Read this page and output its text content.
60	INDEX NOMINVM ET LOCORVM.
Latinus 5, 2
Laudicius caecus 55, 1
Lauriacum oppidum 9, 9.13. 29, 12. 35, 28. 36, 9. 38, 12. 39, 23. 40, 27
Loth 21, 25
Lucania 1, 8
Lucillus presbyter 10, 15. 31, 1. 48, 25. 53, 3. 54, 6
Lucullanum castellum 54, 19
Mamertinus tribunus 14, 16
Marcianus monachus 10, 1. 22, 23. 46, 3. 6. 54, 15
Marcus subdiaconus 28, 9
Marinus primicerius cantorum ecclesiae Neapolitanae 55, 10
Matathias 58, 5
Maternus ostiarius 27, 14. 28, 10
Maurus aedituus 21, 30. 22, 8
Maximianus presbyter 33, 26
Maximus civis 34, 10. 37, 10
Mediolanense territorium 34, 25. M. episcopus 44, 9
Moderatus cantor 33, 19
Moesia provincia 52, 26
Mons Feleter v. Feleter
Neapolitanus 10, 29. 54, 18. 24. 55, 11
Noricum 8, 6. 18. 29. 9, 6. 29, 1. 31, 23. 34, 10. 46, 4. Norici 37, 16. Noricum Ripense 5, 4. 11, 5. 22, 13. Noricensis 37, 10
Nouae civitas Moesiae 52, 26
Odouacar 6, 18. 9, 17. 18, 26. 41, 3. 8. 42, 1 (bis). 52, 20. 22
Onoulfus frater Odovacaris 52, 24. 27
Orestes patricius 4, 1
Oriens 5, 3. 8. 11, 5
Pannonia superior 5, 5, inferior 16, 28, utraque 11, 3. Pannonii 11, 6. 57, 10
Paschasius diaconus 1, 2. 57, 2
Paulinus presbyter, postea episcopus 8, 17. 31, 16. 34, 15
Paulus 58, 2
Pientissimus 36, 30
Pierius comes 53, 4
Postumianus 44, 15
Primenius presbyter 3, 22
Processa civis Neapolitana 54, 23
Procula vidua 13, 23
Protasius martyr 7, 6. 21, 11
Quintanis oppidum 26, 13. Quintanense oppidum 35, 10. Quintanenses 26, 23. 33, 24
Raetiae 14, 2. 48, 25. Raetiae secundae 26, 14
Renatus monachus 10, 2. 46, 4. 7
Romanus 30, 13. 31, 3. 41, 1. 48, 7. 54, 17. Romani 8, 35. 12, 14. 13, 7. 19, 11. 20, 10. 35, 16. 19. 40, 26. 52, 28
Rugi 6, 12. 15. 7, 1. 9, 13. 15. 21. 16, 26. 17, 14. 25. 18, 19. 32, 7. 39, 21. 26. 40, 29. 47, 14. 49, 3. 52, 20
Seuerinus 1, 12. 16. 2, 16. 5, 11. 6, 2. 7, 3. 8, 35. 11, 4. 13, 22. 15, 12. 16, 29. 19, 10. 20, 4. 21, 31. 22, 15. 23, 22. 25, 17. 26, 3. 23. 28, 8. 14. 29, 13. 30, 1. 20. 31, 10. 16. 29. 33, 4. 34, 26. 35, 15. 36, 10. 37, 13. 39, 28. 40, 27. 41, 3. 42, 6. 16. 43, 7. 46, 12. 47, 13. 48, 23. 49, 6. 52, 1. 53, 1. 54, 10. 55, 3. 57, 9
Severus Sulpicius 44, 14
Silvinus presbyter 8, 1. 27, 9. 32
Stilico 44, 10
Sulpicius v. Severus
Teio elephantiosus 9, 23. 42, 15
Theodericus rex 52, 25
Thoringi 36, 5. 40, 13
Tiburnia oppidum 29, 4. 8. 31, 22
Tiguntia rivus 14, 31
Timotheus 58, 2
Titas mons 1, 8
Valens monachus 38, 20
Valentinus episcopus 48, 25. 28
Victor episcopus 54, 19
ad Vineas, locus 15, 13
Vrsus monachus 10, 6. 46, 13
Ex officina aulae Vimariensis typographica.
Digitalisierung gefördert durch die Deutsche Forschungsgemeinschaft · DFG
::::::::::
Task to complete:
Word for word, quote all of the data above.

Exercise result:
Read this page and output its text content.
60	INDEX NOMINVM ET LOCORVM.
Latinus 5, 2
Laudicius caecus 55, 1
Lauriacum oppidum 9, 9.13. 29, 12. 35, 28. 36, 9. 38, 12. 39, 23. 40, 27
Loth 21, 25
Lucania 1, 8
Lucillus presbyter 10, 15. 31, 1. 48, 25. 53, 3. 54, 6
Lucullanum castellum 54, 19
Mamertinus tribunus 14, 16
Marcianus monachus 10, 1. 22, 23. 46, 3. 6. 54, 15
Marcus subdiaconus 28, 9
Marinus primicerius cantorum ecclesiae Neapolitanae 55, 10
Matathias 58, 5
Maternus ostiarius 27, 14. 28, 10
Maurus aedituus 21, 30. 22, 8
Maximianus presbyter 33, 26
Maximus civis 34, 10. 37, 10
Mediolanense territorium 34, 25. M. episcopus 44, 9
Moderatus cantor 33, 19
Moesia provincia 52, 26
Mons Feleter v. Feleter
Neapolitanus 10, 29. 54, 18. 24. 55, 11
Noricum 8, 6. 18. 29. 9, 6. 29, 1. 31, 23. 34, 10. 46, 4. Norici 37, 16. Noricum Ripense 5, 4. 11, 5. 22, 13. Noricensis 37, 10
Nouae civitas Moesiae 52, 26
Odouacar 6, 18. 9, 17. 18, 26. 41, 3. 8. 42, 1 (bis). 52, 20. 22
Onoulfus frater Odovacaris 52, 24. 27
Orestes patricius 4, 1
Oriens 5, 3. 8. 11, 5
Pannonia superior 5, 5, inferior 16, 28, utraque 11, 3. Pannonii 11, 6. 57, 10
Paschasius diaconus 1, 2. 57, 2
Paulinus presbyter, postea episcopus 8, 17. 31, 16. 34, 15
Paulus 58, 2
Pientissimus 36, 30
Pierius comes 53, 4
Postumianus 44, 15
Primenius presbyter 3, 22
Processa civis Neapolitana 54, 23
Procula vidua 13, 23
Protasius martyr 7, 6. 21, 11
Quintanis oppidum 26, 13. Quintanense oppidum 35, 10. Quintanenses 26, 23. 33, 24
Raetiae 14, 2. 48, 25. Raetiae secundae 26, 14
Renatus monachus 10, 2. 46, 4. 7
Romanus 30, 13. 31, 3. 41, 1. 48, 7. 54, 17. Romani 8, 35. 12, 14. 13, 7. 19, 11. 20, 10. 35, 16. 19. 40, 26. 52, 28
Rugi 6, 12. 15. 7, 1. 9, 13. 15. 21. 16, 26. 17, 14. 25. 18, 19. 32, 7. 39, 21. 26. 40, 29. 47, 14. 49, 3. 52, 20
Seuerinus 1, 12. 16. 2, 16. 5, 11. 6, 2. 7, 3. 8, 35. 11, 4. 13, 22. 15, 12. 16, 29. 19, 10. 20, 4. 21, 31. 22, 15. 23, 22. 25, 17. 26, 3. 23. 28, 8. 14. 29, 13. 30, 1. 20. 31, 10. 16. 29. 33, 4. 34, 26. 35, 15. 36, 10. 37, 13. 39, 28. 40, 27. 41, 3. 42, 6. 16. 43, 7. 46, 12. 47, 13. 48, 23. 49, 6. 52, 1. 53, 1. 54, 10. 55, 3. 57, 9
Severus Sulpicius 44, 14
Silvinus presbyter 8, 1. 27, 9. 32
Stilico 44, 10
Sulpicius v. Severus
Teio elephantiosus 9, 23. 42, 15
Theodericus rex 52, 25
Thoringi 36, 5. 40, 13
Tiburnia oppidum 29, 4. 8. 31, 22
Tiguntia rivus 14, 31
Timotheus 58, 2
Titas mons 1, 8
Valens monachus 38, 20
Valentinus episcopus 48, 25. 28
Victor episcopus 54, 19
ad Vineas, locus 15, 13
Vrsus monachus 10, 6. 46, 13
Ex officina aulae Vimariensis typographica.
Digitalisierung gefördert durch die Deutsche Forschungsgemeinschaft · DFG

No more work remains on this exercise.